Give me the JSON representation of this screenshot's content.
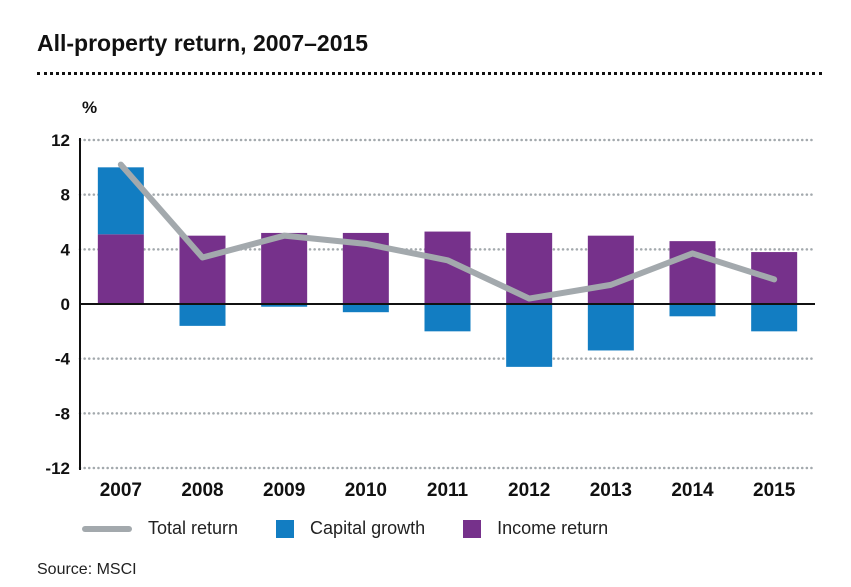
{
  "chart_data": {
    "type": "bar",
    "title": "All-property return, 2007–2015",
    "ylabel": "%",
    "ylim": [
      -12,
      12
    ],
    "yticks": [
      12,
      8,
      4,
      0,
      -4,
      -8,
      -12
    ],
    "grid": true,
    "stacked": true,
    "legend_position": "bottom",
    "categories": [
      "2007",
      "2008",
      "2009",
      "2010",
      "2011",
      "2012",
      "2013",
      "2014",
      "2015"
    ],
    "series": [
      {
        "name": "Total return",
        "kind": "line",
        "color": "#a3a9ad",
        "values": [
          10.2,
          3.4,
          5.0,
          4.4,
          3.2,
          0.4,
          1.4,
          3.7,
          1.8
        ]
      },
      {
        "name": "Capital growth",
        "kind": "bar",
        "color": "#127dc2",
        "values": [
          4.9,
          -1.6,
          -0.2,
          -0.6,
          -2.0,
          -4.6,
          -3.4,
          -0.9,
          -2.0
        ]
      },
      {
        "name": "Income return",
        "kind": "bar",
        "color": "#76318b",
        "values": [
          5.1,
          5.0,
          5.2,
          5.2,
          5.3,
          5.2,
          5.0,
          4.6,
          3.8
        ]
      }
    ],
    "source": "Source: MSCI"
  }
}
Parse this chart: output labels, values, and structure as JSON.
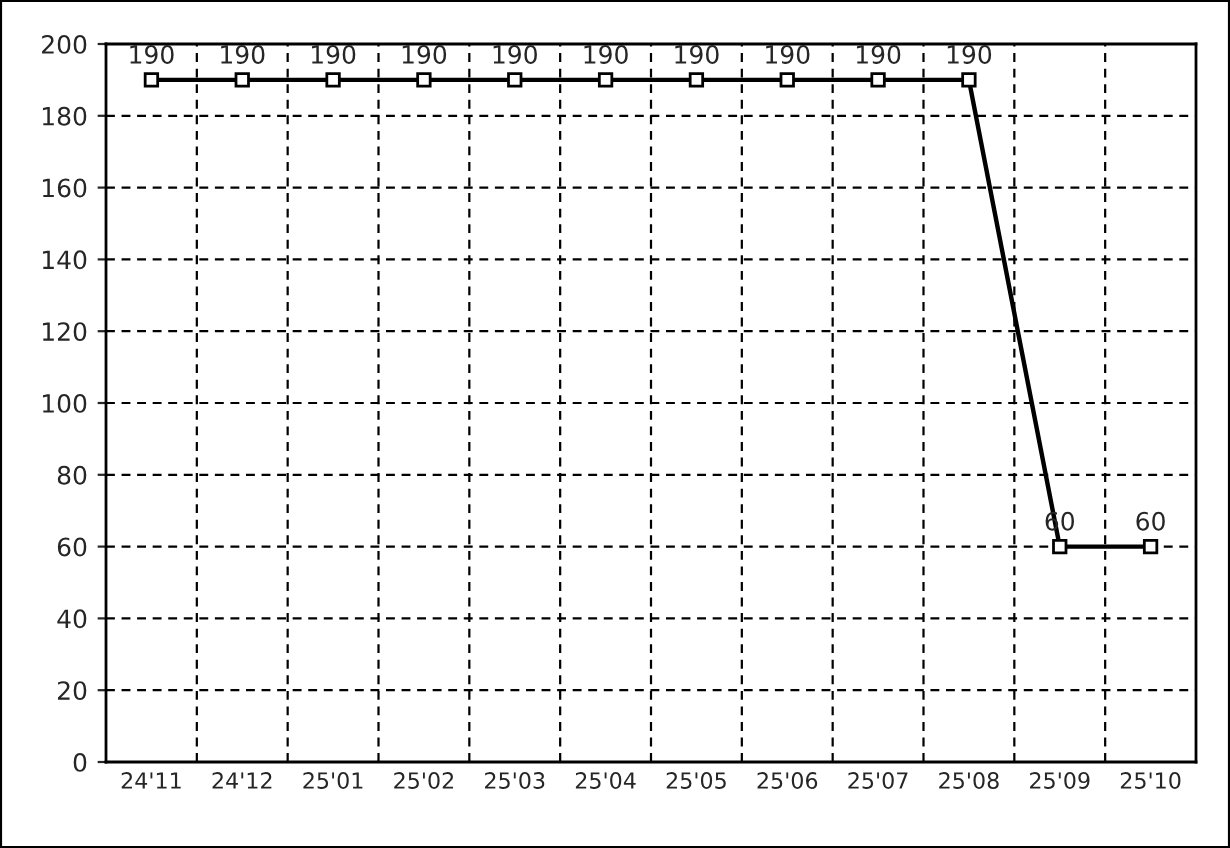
{
  "chart_data": {
    "type": "line",
    "categories": [
      "24'11",
      "24'12",
      "25'01",
      "25'02",
      "25'03",
      "25'04",
      "25'05",
      "25'06",
      "25'07",
      "25'08",
      "25'09",
      "25'10"
    ],
    "series": [
      {
        "color": "#000000",
        "values": [
          190,
          190,
          190,
          190,
          190,
          190,
          190,
          190,
          190,
          190,
          60,
          60
        ]
      }
    ],
    "ylim": [
      0,
      200
    ],
    "yticks": [
      0,
      20,
      40,
      60,
      80,
      100,
      120,
      140,
      160,
      180,
      200
    ],
    "grid": true,
    "marker": "square",
    "line_style": "solid",
    "data_labels": true,
    "legend": false
  }
}
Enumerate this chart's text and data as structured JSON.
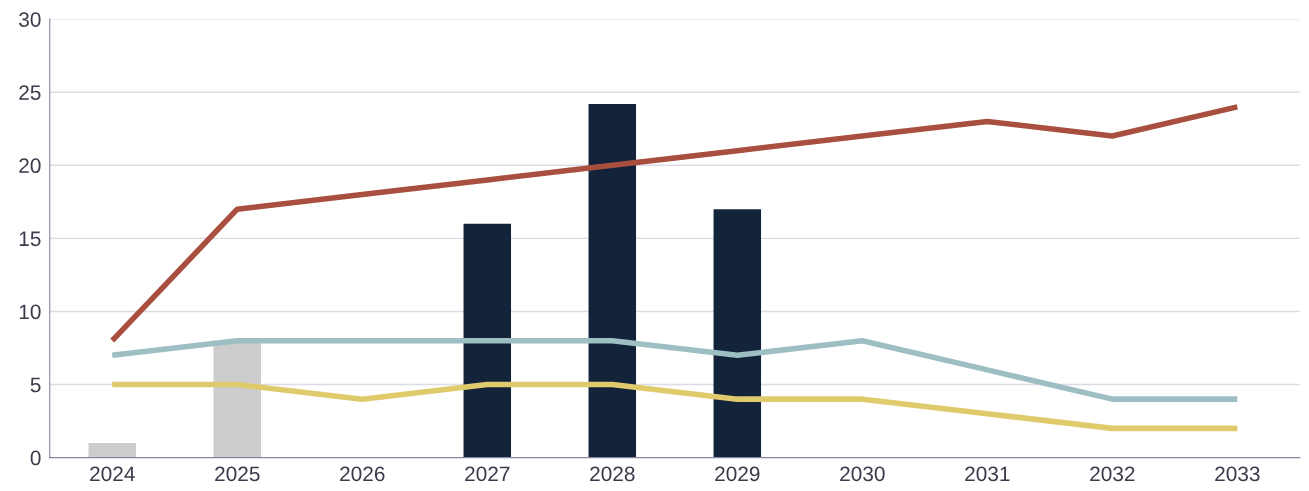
{
  "chart_data": {
    "type": "bar",
    "categories": [
      "2024",
      "2025",
      "2026",
      "2027",
      "2028",
      "2029",
      "2030",
      "2031",
      "2032",
      "2033"
    ],
    "series": [
      {
        "colors": [
          "#cccccc",
          "#cccccc",
          null,
          "#13233a",
          "#13233a",
          "#13233a",
          null,
          null,
          null,
          null
        ],
        "values": [
          1,
          8,
          null,
          16,
          24.2,
          17,
          null,
          null,
          null,
          null
        ]
      },
      {
        "type": "line",
        "color": "#a94f3f",
        "values": [
          8,
          17,
          18,
          19,
          20,
          21,
          22,
          23,
          22,
          24
        ]
      },
      {
        "type": "line",
        "color": "#9dbfc4",
        "values": [
          7,
          8,
          8,
          8,
          8,
          7,
          8,
          6,
          4,
          4
        ]
      },
      {
        "type": "line",
        "color": "#e0cb6c",
        "values": [
          5,
          5,
          4,
          5,
          5,
          4,
          4,
          3,
          2,
          2
        ]
      }
    ],
    "ylim": [
      0,
      30
    ],
    "yticks": [
      0,
      5,
      10,
      15,
      20,
      25,
      30
    ],
    "grid": "y"
  }
}
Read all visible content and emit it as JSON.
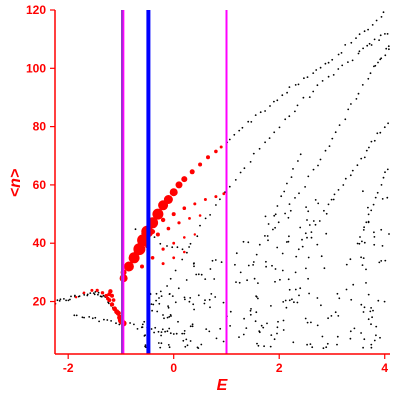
{
  "chart_data": {
    "type": "scatter",
    "title": "",
    "xlabel": "E",
    "ylabel": "<n>",
    "xlim": [
      -2.25,
      4.1
    ],
    "ylim": [
      2,
      120
    ],
    "x_ticks": [
      -2,
      0,
      2,
      4
    ],
    "y_ticks": [
      20,
      40,
      60,
      80,
      100,
      120
    ],
    "x_tick_labels": [
      "-2",
      "0",
      "2",
      "4"
    ],
    "y_tick_labels": [
      "20",
      "40",
      "60",
      "80",
      "100",
      "120"
    ],
    "grid": false,
    "legend": "none",
    "colors": {
      "axes": "#ff0000",
      "labels": "#ff0000",
      "black_points": "#000000",
      "red_points": "#ff0000",
      "magenta_lines": "#ff00ff",
      "purple_line": "#9933cc",
      "blue_line": "#0000ff"
    },
    "vertical_lines": [
      {
        "x": -0.98,
        "color": "#9933cc",
        "width": 2
      },
      {
        "x": -0.95,
        "color": "#ff00ff",
        "width": 1.5
      },
      {
        "x": -0.48,
        "color": "#0000ff",
        "width": 4
      },
      {
        "x": 1.0,
        "color": "#ff00ff",
        "width": 2
      }
    ],
    "black_lines": [
      {
        "points": [
          [
            -2.25,
            19.5
          ],
          [
            -1.9,
            21.5
          ],
          [
            -1.55,
            23
          ],
          [
            -1.3,
            22
          ],
          [
            -1.1,
            17
          ],
          [
            -0.95,
            12
          ]
        ],
        "n": 45
      },
      {
        "points": [
          [
            -1.9,
            15
          ],
          [
            -1.2,
            13
          ],
          [
            -0.4,
            10.5
          ],
          [
            0.2,
            8.5
          ]
        ],
        "n": 30
      },
      {
        "points": [
          [
            -0.5,
            14
          ],
          [
            0.5,
            45
          ],
          [
            1.5,
            70
          ],
          [
            2.5,
            90
          ],
          [
            3.5,
            105
          ],
          [
            4.1,
            113
          ]
        ],
        "n": 55
      },
      {
        "points": [
          [
            1.0,
            75
          ],
          [
            2.0,
            90
          ],
          [
            3.0,
            103
          ],
          [
            4.0,
            119
          ]
        ],
        "n": 38
      },
      {
        "points": [
          [
            1.8,
            43
          ],
          [
            2.6,
            63
          ],
          [
            3.2,
            82
          ],
          [
            3.8,
            100
          ],
          [
            4.1,
            108
          ]
        ],
        "n": 34
      },
      {
        "points": [
          [
            2.3,
            35
          ],
          [
            3.0,
            55
          ],
          [
            3.6,
            70
          ],
          [
            4.1,
            83
          ]
        ],
        "n": 28
      },
      {
        "points": [
          [
            3.5,
            40
          ],
          [
            3.8,
            55
          ],
          [
            4.1,
            68
          ]
        ],
        "n": 14
      },
      {
        "points": [
          [
            -0.7,
            45
          ],
          [
            -0.2,
            40
          ],
          [
            0.3,
            38
          ]
        ],
        "n": 10
      },
      {
        "points": [
          [
            1.5,
            32
          ],
          [
            2.0,
            55
          ],
          [
            2.4,
            70
          ]
        ],
        "n": 14
      }
    ],
    "black_cloud": {
      "n": 260,
      "x_range": [
        -0.6,
        4.1
      ],
      "y_range": [
        4,
        58
      ]
    },
    "red_series": [
      {
        "points": [
          [
            -0.95,
            28
          ],
          [
            -0.85,
            32
          ],
          [
            -0.75,
            35
          ],
          [
            -0.65,
            38
          ],
          [
            -0.58,
            41
          ],
          [
            -0.5,
            44
          ],
          [
            -0.4,
            47
          ],
          [
            -0.3,
            50
          ],
          [
            -0.2,
            53
          ],
          [
            -0.1,
            55
          ],
          [
            0.0,
            57.5
          ],
          [
            0.1,
            60
          ],
          [
            0.2,
            62
          ],
          [
            0.35,
            64.5
          ],
          [
            0.5,
            67
          ],
          [
            0.65,
            69.5
          ],
          [
            0.8,
            71.5
          ],
          [
            0.9,
            73
          ]
        ],
        "sizes": [
          4,
          5,
          5.5,
          6,
          6,
          6,
          5.5,
          5.5,
          5,
          4.5,
          4,
          3.5,
          3,
          2.5,
          2,
          2,
          1.8,
          1.5
        ]
      },
      {
        "points": [
          [
            -0.95,
            30
          ],
          [
            -0.7,
            37
          ],
          [
            -0.4,
            44
          ],
          [
            -0.2,
            48
          ],
          [
            0.0,
            50
          ],
          [
            0.2,
            52
          ],
          [
            0.4,
            53.5
          ],
          [
            0.6,
            55
          ],
          [
            0.8,
            56
          ],
          [
            0.95,
            57
          ]
        ],
        "sizes": [
          3,
          3,
          2.5,
          2.2,
          2,
          1.8,
          1.5,
          1.5,
          1.5,
          1.4
        ]
      },
      {
        "points": [
          [
            -0.7,
            35
          ],
          [
            -0.5,
            39
          ],
          [
            -0.3,
            43
          ],
          [
            -0.1,
            45
          ],
          [
            0.1,
            47
          ],
          [
            0.3,
            48.5
          ],
          [
            0.5,
            49.5
          ]
        ],
        "sizes": [
          2.5,
          2.2,
          2,
          1.8,
          1.6,
          1.4,
          1.3
        ]
      },
      {
        "points": [
          [
            -0.6,
            32
          ],
          [
            -0.4,
            35
          ],
          [
            -0.2,
            38
          ],
          [
            0.0,
            40
          ],
          [
            0.2,
            42
          ],
          [
            0.4,
            43
          ]
        ],
        "sizes": [
          2,
          1.8,
          1.6,
          1.4,
          1.3,
          1.2
        ]
      },
      {
        "points": [
          [
            -0.2,
            33
          ],
          [
            0.0,
            35
          ],
          [
            0.2,
            37
          ]
        ],
        "sizes": [
          1.5,
          1.4,
          1.3
        ]
      },
      {
        "points": [
          [
            -1.85,
            21.5
          ],
          [
            -1.7,
            23
          ],
          [
            -1.55,
            23.8
          ],
          [
            -1.45,
            23.8
          ],
          [
            -1.35,
            23
          ],
          [
            -1.28,
            22
          ],
          [
            -1.22,
            20.5
          ],
          [
            -1.17,
            19
          ],
          [
            -1.12,
            17.5
          ],
          [
            -1.08,
            16.5
          ],
          [
            -1.05,
            16
          ],
          [
            -1.02,
            14.5
          ],
          [
            -1.0,
            13.5
          ],
          [
            -0.98,
            13
          ],
          [
            -0.95,
            12.5
          ]
        ],
        "sizes": [
          1.2,
          1.3,
          1.5,
          1.6,
          1.7,
          1.8,
          2,
          2.2,
          2.4,
          2.5,
          2.6,
          2.8,
          3,
          3,
          3
        ]
      },
      {
        "points": [
          [
            -1.25,
            21
          ],
          [
            -1.22,
            22.5
          ],
          [
            -1.2,
            23.5
          ],
          [
            -1.17,
            22
          ],
          [
            -1.14,
            20.5
          ]
        ],
        "sizes": [
          1.8,
          2,
          2.2,
          2,
          1.8
        ]
      }
    ]
  }
}
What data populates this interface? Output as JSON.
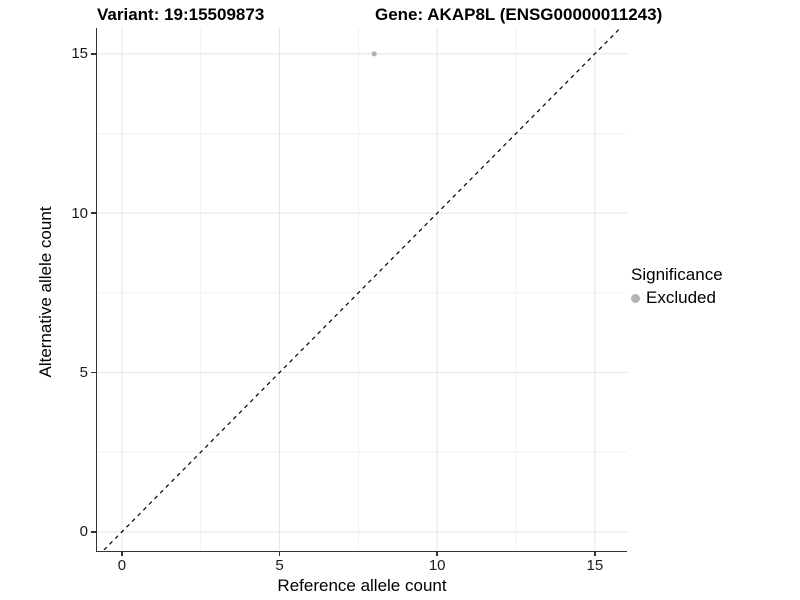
{
  "header": {
    "variant_title": "Variant: 19:15509873",
    "gene_title": "Gene: AKAP8L (ENSG00000011243)"
  },
  "chart_data": {
    "type": "scatter",
    "title": "Variant: 19:15509873   Gene: AKAP8L (ENSG00000011243)",
    "xlabel": "Reference allele count",
    "ylabel": "Alternative allele count",
    "xlim": [
      -0.79,
      16.02
    ],
    "ylim": [
      -0.57,
      15.81
    ],
    "x_ticks": [
      0,
      5,
      10,
      15
    ],
    "y_ticks": [
      0,
      5,
      10,
      15
    ],
    "x_minor_ticks": [
      2.5,
      7.5,
      12.5
    ],
    "y_minor_ticks": [
      2.5,
      7.5,
      12.5
    ],
    "grid": true,
    "points": [
      {
        "x": 8,
        "y": 15,
        "significance": "Excluded"
      }
    ],
    "reference_line": {
      "slope": 1,
      "intercept": 0,
      "style": "dashed",
      "color": "#000000"
    },
    "legend": {
      "title": "Significance",
      "position": "right",
      "entries": [
        {
          "label": "Excluded",
          "color": "#b3b3b3"
        }
      ]
    },
    "colors": {
      "background": "#ffffff",
      "grid_major": "#e4e4e4",
      "grid_minor": "#f1f1f1",
      "axis_line": "#333333",
      "point": "#b3b3b3",
      "text": "#000000"
    }
  }
}
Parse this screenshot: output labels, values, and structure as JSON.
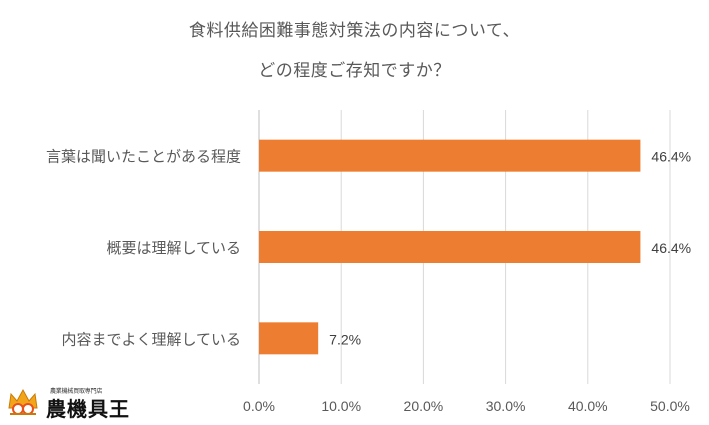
{
  "title_lines": [
    "食料供給困難事態対策法の内容について、",
    "どの程度ご存知ですか？"
  ],
  "logo": {
    "text": "農機具王",
    "subtext": "農業機械買取専門店"
  },
  "colors": {
    "bar": "#ED7D31",
    "grid": "#D9D9D9",
    "text": "#595959"
  },
  "chart_data": {
    "type": "bar",
    "orientation": "horizontal",
    "categories": [
      "言葉は聞いたことがある程度",
      "概要は理解している",
      "内容までよく理解している"
    ],
    "values": [
      46.4,
      46.4,
      7.2
    ],
    "data_labels": [
      "46.4%",
      "46.4%",
      "7.2%"
    ],
    "xlim": [
      0,
      50
    ],
    "xticks": [
      "0.0%",
      "10.0%",
      "20.0%",
      "30.0%",
      "40.0%",
      "50.0%"
    ],
    "grid": true,
    "legend": "none"
  }
}
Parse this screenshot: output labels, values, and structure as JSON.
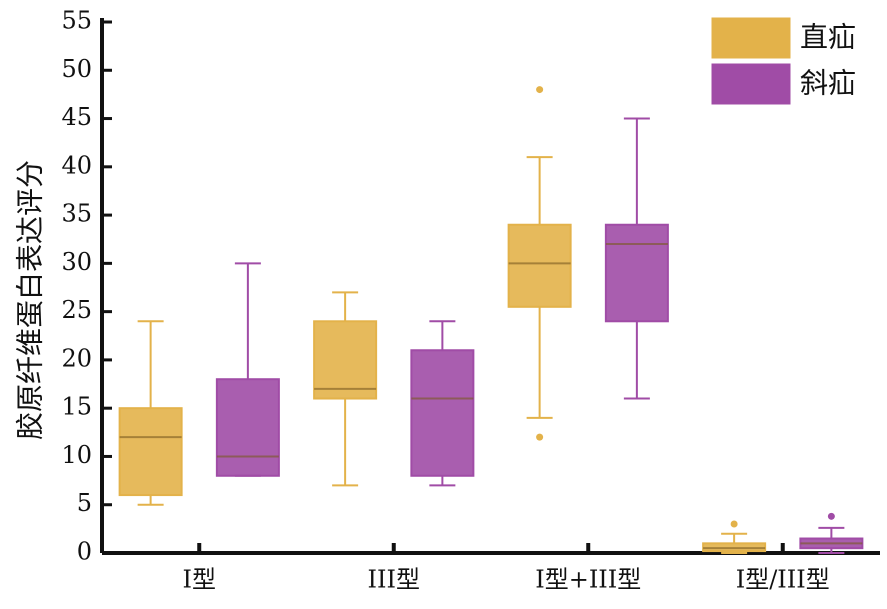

==*==

Locate the word "ylabel" in the entries, and copy every line where it is found.

**Written solution**
    "ylabel": "%",
    "ylabel": "<n>",
    "ylabel": "Alternative allele count",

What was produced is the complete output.